_DESCRIPTION OF THE TASK_. Find each line with the string "into" and copy it.

_RECORDS FOR THIS TASK_.
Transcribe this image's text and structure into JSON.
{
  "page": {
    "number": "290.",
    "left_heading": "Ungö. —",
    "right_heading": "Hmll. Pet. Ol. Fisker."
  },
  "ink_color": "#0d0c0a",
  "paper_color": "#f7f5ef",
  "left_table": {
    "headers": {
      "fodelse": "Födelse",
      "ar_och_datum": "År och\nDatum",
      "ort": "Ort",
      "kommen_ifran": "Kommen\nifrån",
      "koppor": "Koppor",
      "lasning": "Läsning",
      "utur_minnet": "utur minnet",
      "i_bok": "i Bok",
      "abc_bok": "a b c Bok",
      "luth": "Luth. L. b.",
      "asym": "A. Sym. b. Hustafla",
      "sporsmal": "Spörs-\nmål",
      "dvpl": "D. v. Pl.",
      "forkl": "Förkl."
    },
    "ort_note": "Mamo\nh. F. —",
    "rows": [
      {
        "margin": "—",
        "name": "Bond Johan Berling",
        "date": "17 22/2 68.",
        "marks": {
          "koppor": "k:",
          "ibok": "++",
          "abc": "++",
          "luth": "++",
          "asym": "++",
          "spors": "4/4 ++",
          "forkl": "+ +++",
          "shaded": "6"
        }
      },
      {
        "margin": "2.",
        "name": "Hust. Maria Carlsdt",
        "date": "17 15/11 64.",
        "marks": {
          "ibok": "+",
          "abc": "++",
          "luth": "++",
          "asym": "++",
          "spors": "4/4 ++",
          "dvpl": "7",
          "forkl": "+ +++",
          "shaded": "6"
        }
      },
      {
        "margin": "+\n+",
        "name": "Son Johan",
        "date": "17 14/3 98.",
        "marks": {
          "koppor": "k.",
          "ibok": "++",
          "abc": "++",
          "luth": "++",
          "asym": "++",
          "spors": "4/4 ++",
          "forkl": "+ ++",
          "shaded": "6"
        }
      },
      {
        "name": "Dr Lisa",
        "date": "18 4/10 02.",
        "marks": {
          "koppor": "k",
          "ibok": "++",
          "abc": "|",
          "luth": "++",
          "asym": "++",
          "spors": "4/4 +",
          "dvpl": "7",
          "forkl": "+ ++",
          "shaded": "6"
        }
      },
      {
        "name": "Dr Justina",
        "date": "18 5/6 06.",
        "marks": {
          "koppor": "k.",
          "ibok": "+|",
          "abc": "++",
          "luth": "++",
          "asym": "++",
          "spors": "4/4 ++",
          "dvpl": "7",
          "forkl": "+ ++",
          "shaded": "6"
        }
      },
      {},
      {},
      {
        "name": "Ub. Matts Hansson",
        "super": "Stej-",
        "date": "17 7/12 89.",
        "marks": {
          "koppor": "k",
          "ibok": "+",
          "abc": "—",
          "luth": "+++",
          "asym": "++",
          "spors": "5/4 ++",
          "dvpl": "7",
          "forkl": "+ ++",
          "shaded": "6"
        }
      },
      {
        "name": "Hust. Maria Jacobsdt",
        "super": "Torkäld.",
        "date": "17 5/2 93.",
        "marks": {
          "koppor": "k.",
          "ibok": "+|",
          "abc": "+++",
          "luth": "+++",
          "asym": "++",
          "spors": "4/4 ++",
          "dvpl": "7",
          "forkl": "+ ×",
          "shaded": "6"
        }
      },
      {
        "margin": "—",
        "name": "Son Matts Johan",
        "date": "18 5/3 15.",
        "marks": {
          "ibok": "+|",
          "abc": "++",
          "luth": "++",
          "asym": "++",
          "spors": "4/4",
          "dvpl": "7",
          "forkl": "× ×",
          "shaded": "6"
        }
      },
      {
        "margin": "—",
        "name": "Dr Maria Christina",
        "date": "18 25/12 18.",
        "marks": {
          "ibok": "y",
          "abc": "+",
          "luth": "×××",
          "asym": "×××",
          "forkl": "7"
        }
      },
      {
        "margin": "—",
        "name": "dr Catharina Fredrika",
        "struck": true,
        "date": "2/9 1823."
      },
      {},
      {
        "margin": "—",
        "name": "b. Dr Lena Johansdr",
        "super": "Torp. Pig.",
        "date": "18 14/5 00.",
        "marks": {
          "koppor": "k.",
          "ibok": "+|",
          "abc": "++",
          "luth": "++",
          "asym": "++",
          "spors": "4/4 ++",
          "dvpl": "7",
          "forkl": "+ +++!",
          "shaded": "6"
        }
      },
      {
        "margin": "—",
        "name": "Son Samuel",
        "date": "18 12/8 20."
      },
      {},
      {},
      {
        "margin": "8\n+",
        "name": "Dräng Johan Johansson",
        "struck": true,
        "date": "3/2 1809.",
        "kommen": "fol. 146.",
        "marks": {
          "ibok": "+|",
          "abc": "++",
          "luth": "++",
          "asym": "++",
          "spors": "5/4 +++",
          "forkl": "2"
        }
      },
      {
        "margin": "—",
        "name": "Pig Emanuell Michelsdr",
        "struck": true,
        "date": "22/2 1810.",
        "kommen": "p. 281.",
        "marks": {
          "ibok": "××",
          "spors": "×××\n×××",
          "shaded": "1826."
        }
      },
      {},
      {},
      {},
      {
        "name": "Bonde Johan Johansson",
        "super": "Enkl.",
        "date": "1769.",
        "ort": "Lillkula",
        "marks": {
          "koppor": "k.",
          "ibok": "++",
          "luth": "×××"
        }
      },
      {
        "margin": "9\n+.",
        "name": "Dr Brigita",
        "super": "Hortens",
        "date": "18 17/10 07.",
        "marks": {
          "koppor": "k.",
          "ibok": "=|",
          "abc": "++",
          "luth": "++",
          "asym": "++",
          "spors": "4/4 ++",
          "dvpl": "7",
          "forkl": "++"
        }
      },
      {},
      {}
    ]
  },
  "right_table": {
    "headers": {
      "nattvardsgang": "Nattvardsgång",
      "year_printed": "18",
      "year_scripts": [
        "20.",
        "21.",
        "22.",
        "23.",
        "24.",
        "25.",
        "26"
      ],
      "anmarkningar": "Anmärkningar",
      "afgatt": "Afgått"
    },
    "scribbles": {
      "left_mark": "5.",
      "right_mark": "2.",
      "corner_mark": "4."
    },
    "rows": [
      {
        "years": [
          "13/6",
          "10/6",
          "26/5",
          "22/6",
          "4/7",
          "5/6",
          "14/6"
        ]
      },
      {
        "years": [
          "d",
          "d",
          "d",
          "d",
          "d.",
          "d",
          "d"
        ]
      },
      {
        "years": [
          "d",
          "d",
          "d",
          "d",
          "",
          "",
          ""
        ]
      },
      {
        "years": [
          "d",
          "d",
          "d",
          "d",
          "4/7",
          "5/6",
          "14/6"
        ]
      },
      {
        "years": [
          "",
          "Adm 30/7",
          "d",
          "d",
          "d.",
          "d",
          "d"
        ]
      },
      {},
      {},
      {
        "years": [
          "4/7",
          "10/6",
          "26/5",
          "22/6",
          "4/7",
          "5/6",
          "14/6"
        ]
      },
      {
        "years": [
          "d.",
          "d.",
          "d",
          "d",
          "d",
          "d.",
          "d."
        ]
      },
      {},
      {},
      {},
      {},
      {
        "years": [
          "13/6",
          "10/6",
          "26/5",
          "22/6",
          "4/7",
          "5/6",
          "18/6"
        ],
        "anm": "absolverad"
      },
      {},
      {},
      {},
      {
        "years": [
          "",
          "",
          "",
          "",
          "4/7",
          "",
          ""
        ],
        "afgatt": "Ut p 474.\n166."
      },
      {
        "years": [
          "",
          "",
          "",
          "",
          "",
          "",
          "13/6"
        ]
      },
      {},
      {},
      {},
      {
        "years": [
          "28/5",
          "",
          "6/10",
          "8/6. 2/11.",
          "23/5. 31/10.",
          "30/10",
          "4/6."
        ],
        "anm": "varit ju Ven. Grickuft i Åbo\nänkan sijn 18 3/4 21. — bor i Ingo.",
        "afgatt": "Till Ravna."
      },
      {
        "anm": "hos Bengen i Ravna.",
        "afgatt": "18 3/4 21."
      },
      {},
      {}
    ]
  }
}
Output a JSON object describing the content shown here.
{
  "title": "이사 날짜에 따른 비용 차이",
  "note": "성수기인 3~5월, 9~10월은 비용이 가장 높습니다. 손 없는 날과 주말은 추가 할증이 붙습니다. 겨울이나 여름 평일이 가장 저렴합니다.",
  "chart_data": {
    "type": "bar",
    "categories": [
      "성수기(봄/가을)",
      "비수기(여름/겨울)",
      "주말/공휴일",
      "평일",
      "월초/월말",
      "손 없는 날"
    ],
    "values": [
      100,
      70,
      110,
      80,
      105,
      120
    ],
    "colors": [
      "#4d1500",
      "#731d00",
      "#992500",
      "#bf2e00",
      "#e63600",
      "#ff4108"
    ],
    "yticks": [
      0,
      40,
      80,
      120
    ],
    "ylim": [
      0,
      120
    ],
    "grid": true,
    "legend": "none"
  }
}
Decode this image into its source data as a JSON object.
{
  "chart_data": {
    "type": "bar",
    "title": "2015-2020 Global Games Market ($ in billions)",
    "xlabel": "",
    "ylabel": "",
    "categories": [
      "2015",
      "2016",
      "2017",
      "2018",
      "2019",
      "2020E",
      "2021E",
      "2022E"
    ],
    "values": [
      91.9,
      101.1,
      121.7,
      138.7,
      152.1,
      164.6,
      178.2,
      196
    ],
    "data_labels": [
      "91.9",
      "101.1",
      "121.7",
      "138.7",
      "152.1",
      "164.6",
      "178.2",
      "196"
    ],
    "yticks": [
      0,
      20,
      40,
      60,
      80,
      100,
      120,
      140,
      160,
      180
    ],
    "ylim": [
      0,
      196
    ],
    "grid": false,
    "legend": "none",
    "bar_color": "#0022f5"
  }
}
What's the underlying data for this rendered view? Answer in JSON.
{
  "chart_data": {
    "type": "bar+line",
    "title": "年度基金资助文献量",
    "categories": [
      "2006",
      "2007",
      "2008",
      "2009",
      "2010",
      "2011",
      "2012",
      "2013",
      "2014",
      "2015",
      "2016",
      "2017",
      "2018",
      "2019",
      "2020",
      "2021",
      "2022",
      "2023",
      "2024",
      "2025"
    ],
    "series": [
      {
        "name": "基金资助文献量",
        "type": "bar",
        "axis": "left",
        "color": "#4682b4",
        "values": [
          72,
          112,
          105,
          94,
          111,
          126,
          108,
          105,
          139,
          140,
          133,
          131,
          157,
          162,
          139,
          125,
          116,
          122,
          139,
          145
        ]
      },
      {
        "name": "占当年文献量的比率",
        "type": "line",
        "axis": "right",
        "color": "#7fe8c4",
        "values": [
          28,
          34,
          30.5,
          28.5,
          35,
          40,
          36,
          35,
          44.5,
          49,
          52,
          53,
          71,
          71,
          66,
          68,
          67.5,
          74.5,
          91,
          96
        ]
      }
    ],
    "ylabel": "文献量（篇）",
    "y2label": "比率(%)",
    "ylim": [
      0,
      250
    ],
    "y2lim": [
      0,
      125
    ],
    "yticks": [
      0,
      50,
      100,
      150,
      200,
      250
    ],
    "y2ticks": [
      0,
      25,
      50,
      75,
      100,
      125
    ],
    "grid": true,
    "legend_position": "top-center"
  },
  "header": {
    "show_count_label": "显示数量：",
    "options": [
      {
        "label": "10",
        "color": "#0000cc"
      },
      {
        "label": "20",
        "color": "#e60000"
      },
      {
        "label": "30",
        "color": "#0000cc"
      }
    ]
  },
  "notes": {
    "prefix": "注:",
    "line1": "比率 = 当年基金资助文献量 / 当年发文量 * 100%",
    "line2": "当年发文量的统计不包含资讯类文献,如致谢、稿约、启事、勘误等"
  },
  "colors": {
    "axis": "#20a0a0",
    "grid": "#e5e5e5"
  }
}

_ANSWER IN FULL_.
Transcribe this image's text and structure into JSON.
Decode this image into its source data as a JSON object.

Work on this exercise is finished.